-- BEGIN ENTRIES PROVIDED --
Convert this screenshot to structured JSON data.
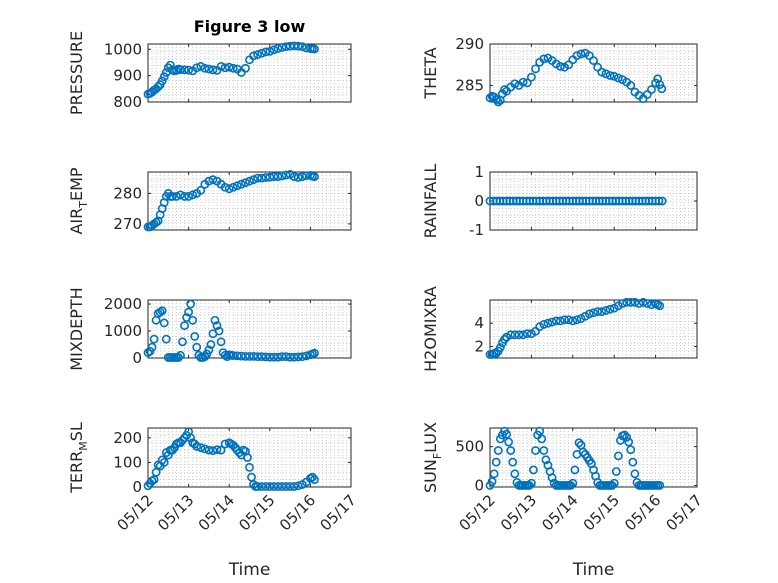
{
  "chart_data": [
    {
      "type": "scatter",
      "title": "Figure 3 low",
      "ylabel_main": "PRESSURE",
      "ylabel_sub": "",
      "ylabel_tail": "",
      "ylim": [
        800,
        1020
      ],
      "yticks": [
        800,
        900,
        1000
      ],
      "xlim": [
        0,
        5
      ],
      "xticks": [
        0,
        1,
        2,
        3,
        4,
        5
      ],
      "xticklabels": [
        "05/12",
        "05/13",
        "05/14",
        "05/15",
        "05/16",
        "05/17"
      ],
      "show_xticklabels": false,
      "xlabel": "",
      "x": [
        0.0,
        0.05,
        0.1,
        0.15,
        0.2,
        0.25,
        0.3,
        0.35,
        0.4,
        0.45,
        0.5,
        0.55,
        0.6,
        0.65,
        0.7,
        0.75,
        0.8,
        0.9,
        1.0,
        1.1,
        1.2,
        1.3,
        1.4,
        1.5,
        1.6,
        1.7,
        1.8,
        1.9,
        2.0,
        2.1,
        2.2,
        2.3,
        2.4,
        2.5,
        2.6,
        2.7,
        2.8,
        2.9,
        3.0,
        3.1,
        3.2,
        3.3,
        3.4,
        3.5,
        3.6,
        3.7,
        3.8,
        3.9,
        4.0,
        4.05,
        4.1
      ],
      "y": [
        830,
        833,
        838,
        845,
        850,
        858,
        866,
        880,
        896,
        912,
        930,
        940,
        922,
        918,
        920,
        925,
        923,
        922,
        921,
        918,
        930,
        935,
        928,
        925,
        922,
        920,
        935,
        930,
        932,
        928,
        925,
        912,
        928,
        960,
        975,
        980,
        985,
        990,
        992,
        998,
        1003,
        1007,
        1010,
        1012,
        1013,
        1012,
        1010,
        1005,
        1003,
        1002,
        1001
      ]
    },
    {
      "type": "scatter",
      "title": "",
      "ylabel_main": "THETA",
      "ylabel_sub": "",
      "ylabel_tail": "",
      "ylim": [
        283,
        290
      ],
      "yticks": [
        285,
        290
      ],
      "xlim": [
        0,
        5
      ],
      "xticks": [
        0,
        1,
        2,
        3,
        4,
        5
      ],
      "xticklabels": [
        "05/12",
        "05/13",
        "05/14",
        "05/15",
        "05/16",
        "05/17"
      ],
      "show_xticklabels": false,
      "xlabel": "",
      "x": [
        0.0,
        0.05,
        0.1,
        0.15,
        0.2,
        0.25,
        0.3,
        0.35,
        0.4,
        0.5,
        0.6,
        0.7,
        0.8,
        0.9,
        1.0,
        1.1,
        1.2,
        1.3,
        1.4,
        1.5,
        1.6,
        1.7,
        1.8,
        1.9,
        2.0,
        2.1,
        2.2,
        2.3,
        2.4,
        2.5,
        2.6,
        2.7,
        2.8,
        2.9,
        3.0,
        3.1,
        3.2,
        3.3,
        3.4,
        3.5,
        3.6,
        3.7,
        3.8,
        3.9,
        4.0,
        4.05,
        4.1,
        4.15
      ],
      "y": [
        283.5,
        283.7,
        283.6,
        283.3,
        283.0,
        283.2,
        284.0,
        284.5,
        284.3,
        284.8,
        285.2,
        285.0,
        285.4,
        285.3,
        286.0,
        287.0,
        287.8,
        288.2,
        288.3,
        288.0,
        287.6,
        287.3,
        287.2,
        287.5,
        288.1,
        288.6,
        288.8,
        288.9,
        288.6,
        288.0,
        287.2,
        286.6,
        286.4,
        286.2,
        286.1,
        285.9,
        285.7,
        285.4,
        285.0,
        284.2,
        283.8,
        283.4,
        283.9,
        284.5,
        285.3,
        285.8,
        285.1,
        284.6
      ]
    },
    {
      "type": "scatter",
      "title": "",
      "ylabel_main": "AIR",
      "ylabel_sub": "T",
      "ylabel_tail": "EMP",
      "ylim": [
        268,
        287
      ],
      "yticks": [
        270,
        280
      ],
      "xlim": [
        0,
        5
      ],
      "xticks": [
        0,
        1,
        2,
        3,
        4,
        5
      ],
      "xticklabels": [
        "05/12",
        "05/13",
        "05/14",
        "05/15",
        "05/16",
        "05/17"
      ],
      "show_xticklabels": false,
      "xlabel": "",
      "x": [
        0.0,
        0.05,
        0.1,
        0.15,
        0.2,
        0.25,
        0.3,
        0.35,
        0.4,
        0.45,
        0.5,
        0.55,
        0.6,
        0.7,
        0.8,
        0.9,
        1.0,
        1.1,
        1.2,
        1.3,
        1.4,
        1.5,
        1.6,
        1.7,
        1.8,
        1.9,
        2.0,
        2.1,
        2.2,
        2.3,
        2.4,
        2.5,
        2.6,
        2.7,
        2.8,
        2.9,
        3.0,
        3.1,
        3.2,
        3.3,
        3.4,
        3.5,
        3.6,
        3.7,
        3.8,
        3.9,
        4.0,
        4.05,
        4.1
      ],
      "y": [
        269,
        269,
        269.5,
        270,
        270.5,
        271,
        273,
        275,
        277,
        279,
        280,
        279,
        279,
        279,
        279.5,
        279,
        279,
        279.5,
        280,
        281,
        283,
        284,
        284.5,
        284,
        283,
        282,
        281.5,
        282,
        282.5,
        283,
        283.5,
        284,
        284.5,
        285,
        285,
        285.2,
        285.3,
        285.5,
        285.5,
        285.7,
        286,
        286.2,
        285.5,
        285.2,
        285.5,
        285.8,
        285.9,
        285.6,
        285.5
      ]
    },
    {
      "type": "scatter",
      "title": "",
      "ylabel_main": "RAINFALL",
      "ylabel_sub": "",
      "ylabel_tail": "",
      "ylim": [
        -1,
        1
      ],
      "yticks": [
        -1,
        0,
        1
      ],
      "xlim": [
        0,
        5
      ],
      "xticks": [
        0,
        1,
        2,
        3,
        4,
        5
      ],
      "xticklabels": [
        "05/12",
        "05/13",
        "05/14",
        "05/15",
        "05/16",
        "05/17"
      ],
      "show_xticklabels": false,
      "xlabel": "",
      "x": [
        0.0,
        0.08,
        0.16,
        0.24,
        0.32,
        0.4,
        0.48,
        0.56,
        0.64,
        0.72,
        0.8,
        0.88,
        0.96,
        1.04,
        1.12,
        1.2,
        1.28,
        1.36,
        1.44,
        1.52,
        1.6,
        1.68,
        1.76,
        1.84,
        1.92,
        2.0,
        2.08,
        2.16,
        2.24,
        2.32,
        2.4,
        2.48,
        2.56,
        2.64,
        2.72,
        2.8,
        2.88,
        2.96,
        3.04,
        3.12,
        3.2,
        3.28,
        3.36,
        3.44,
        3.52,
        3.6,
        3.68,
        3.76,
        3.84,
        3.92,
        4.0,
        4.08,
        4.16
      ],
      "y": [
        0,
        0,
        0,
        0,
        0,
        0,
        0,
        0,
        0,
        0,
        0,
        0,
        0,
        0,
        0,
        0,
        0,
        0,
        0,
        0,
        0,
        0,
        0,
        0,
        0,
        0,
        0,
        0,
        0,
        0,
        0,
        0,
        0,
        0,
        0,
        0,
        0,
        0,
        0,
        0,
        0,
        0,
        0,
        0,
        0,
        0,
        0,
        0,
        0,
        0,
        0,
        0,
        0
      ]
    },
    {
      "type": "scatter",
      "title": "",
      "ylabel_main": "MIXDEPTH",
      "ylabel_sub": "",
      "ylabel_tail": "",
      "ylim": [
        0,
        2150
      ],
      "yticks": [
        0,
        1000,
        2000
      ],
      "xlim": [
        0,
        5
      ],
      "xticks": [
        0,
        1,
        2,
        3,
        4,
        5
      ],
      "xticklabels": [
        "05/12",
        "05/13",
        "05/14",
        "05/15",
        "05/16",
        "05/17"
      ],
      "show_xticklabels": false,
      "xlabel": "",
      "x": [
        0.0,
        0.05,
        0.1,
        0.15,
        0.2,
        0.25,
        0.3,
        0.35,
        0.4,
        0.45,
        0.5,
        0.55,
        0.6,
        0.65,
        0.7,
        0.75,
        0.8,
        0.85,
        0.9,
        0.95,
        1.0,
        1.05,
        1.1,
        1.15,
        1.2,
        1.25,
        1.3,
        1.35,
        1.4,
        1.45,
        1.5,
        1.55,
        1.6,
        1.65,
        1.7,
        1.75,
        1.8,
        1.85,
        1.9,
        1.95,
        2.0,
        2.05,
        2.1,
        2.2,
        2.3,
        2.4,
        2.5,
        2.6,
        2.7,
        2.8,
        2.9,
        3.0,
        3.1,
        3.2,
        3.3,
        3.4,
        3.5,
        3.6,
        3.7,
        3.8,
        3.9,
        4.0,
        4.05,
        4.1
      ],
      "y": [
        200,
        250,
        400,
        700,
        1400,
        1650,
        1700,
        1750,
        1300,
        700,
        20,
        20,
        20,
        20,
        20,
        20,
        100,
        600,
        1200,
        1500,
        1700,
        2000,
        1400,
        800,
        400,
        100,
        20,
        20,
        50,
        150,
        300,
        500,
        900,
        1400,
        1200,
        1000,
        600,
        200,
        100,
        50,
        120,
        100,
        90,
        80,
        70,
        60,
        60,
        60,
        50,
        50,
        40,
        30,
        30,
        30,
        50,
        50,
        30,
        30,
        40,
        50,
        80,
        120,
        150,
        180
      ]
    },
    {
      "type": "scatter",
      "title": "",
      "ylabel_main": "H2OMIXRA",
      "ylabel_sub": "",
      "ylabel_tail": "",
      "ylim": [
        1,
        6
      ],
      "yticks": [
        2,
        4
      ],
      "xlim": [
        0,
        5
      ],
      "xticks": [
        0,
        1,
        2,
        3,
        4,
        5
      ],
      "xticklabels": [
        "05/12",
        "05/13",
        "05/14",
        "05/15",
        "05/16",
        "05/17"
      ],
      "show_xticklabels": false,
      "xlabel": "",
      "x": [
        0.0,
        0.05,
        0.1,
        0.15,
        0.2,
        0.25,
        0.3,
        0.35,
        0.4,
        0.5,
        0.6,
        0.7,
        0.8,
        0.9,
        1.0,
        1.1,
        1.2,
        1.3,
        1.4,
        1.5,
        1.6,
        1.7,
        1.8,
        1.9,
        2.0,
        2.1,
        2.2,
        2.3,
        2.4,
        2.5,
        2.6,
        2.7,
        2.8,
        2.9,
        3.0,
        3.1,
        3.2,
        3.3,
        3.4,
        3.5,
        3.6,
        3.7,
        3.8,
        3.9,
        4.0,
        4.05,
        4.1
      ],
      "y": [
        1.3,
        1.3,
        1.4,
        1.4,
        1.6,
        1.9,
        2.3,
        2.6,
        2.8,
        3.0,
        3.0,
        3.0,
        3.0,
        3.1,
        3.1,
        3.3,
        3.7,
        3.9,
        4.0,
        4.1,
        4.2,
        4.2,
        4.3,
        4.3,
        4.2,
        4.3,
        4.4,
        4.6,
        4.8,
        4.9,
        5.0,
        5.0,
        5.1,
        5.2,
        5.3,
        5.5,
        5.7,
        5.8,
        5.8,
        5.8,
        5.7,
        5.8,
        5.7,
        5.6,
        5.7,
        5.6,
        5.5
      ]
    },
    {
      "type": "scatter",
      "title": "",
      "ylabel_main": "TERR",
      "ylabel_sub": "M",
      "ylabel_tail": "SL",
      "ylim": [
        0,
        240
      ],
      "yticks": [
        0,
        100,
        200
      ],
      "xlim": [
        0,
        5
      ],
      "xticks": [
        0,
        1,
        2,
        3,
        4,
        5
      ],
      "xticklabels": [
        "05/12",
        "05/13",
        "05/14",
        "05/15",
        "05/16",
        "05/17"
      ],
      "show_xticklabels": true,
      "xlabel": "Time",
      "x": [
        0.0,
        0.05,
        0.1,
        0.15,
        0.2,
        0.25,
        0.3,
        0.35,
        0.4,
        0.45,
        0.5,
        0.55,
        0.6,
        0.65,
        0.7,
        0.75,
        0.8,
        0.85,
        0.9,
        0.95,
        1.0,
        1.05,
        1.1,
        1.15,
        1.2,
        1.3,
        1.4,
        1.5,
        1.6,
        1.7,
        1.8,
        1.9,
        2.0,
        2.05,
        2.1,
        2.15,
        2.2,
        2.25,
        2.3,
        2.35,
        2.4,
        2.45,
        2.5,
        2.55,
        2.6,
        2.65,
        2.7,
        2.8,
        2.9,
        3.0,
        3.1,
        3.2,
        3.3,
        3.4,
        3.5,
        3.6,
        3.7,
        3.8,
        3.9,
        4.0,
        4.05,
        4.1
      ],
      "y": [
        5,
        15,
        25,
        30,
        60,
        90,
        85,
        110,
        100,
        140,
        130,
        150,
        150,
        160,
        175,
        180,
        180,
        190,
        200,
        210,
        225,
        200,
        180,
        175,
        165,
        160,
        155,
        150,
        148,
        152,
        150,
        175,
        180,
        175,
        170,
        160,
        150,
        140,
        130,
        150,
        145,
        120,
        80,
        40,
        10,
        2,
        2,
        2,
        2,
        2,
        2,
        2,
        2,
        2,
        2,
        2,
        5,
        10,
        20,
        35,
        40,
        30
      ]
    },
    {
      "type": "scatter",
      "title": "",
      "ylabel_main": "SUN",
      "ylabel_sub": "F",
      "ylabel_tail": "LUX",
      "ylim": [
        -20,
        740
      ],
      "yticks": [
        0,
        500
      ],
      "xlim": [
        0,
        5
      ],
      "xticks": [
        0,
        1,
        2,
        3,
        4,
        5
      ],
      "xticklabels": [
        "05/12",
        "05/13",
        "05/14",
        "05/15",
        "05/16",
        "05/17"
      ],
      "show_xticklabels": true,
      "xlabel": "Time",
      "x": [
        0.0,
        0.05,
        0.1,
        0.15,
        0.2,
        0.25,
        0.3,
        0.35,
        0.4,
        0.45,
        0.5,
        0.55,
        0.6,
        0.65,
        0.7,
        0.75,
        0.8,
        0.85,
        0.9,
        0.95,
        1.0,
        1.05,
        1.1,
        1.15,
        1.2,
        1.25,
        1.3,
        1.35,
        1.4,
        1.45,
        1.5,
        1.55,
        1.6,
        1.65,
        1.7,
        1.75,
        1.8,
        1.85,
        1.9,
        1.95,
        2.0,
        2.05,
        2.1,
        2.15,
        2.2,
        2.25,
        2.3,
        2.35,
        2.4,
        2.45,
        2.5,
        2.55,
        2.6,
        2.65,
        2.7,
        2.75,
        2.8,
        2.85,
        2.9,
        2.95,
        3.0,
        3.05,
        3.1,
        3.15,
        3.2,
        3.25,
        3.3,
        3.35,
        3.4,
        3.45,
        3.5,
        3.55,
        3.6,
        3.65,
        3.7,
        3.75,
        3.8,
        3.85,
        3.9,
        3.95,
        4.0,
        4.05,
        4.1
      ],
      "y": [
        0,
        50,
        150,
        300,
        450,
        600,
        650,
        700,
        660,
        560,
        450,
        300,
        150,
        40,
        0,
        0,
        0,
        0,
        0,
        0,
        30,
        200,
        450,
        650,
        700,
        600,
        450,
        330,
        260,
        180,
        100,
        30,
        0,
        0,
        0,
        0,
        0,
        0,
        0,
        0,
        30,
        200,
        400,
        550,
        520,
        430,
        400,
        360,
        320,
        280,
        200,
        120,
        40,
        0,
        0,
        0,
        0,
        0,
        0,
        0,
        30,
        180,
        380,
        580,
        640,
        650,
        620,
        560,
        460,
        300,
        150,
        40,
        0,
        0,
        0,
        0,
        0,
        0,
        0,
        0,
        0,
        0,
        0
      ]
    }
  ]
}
-- END ENTRIES PROVIDED --
-- BEGIN ENTRIES PROVIDED --
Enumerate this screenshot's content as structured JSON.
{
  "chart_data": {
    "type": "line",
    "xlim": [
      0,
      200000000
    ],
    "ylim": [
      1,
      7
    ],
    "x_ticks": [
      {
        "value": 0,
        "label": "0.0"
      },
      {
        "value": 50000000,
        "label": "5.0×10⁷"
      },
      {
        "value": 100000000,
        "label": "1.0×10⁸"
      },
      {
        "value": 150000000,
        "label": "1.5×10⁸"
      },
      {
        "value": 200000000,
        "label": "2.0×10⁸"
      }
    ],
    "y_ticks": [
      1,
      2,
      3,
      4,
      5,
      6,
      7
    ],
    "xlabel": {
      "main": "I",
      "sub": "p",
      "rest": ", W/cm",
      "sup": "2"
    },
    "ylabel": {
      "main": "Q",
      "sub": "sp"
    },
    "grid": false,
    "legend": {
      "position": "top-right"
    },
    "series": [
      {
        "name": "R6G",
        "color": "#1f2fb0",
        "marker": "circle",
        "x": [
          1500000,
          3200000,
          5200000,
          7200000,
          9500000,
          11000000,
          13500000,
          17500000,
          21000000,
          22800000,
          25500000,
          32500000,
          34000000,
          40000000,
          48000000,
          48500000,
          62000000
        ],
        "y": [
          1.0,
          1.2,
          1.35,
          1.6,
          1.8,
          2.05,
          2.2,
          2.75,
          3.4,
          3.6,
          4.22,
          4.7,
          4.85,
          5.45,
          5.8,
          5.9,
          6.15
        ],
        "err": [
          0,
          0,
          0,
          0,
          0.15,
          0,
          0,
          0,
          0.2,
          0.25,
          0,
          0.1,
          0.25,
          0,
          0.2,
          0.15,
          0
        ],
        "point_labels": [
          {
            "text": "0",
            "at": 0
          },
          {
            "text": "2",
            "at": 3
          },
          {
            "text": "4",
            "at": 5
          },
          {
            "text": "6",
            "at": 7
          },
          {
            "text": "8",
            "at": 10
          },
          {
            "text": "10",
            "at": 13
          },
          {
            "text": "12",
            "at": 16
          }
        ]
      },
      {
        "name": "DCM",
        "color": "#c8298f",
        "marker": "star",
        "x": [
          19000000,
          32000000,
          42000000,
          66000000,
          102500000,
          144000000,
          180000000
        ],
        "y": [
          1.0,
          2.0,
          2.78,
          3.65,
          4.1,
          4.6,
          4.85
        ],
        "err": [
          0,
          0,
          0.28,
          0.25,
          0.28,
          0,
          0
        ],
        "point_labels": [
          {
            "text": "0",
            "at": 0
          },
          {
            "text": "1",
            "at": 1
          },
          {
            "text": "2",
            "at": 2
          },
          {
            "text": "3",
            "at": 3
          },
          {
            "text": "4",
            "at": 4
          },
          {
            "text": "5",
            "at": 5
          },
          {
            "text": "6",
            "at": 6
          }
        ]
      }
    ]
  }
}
-- END ENTRIES PROVIDED --
AIM OF THE EXERCISE
Within the listing, how many lines hold the word "value"? Only the number is to be given.

RESPONSE FOR THIS EXERCISE
5